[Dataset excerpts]
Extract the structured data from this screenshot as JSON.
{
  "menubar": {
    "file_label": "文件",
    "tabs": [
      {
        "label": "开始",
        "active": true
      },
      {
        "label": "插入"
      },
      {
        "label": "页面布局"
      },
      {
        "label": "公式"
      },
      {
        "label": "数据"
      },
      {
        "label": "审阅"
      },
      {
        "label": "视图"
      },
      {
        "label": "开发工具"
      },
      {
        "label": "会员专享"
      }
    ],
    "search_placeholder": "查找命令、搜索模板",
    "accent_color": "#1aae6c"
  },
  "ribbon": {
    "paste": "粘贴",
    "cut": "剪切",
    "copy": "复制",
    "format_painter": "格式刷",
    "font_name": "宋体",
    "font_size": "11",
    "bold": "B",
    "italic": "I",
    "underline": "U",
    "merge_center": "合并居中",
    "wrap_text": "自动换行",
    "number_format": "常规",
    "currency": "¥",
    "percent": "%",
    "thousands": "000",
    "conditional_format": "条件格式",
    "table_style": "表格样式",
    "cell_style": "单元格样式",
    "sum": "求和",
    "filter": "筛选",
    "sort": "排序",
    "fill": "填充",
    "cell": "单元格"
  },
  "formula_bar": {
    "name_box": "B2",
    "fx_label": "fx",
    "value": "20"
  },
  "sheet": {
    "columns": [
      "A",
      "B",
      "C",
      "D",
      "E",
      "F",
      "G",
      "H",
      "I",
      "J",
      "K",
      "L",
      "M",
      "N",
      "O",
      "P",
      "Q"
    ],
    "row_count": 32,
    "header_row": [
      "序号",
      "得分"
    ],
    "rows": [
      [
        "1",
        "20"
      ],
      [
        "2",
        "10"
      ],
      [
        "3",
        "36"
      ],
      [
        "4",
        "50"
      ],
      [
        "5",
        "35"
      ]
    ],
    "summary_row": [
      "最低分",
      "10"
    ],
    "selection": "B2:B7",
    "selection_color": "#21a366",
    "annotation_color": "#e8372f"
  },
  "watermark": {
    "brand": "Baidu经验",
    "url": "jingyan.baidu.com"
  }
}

**Work instructions:** Can you reproduce all the material exactly?

**Response below:**
Extract the structured data from this screenshot as JSON.
{
  "menubar": {
    "file_label": "文件",
    "tabs": [
      {
        "label": "开始",
        "active": true
      },
      {
        "label": "插入"
      },
      {
        "label": "页面布局"
      },
      {
        "label": "公式"
      },
      {
        "label": "数据"
      },
      {
        "label": "审阅"
      },
      {
        "label": "视图"
      },
      {
        "label": "开发工具"
      },
      {
        "label": "会员专享"
      }
    ],
    "search_placeholder": "查找命令、搜索模板",
    "accent_color": "#1aae6c"
  },
  "ribbon": {
    "paste": "粘贴",
    "cut": "剪切",
    "copy": "复制",
    "format_painter": "格式刷",
    "font_name": "宋体",
    "font_size": "11",
    "bold": "B",
    "italic": "I",
    "underline": "U",
    "merge_center": "合并居中",
    "wrap_text": "自动换行",
    "number_format": "常规",
    "currency": "¥",
    "percent": "%",
    "thousands": "000",
    "conditional_format": "条件格式",
    "table_style": "表格样式",
    "cell_style": "单元格样式",
    "sum": "求和",
    "filter": "筛选",
    "sort": "排序",
    "fill": "填充",
    "cell": "单元格"
  },
  "formula_bar": {
    "name_box": "B2",
    "fx_label": "fx",
    "value": "20"
  },
  "sheet": {
    "columns": [
      "A",
      "B",
      "C",
      "D",
      "E",
      "F",
      "G",
      "H",
      "I",
      "J",
      "K",
      "L",
      "M",
      "N",
      "O",
      "P",
      "Q"
    ],
    "row_count": 32,
    "header_row": [
      "序号",
      "得分"
    ],
    "rows": [
      [
        "1",
        "20"
      ],
      [
        "2",
        "10"
      ],
      [
        "3",
        "36"
      ],
      [
        "4",
        "50"
      ],
      [
        "5",
        "35"
      ]
    ],
    "summary_row": [
      "最低分",
      "10"
    ],
    "selection": "B2:B7",
    "selection_color": "#21a366",
    "annotation_color": "#e8372f"
  },
  "watermark": {
    "brand": "Baidu经验",
    "url": "jingyan.baidu.com"
  }
}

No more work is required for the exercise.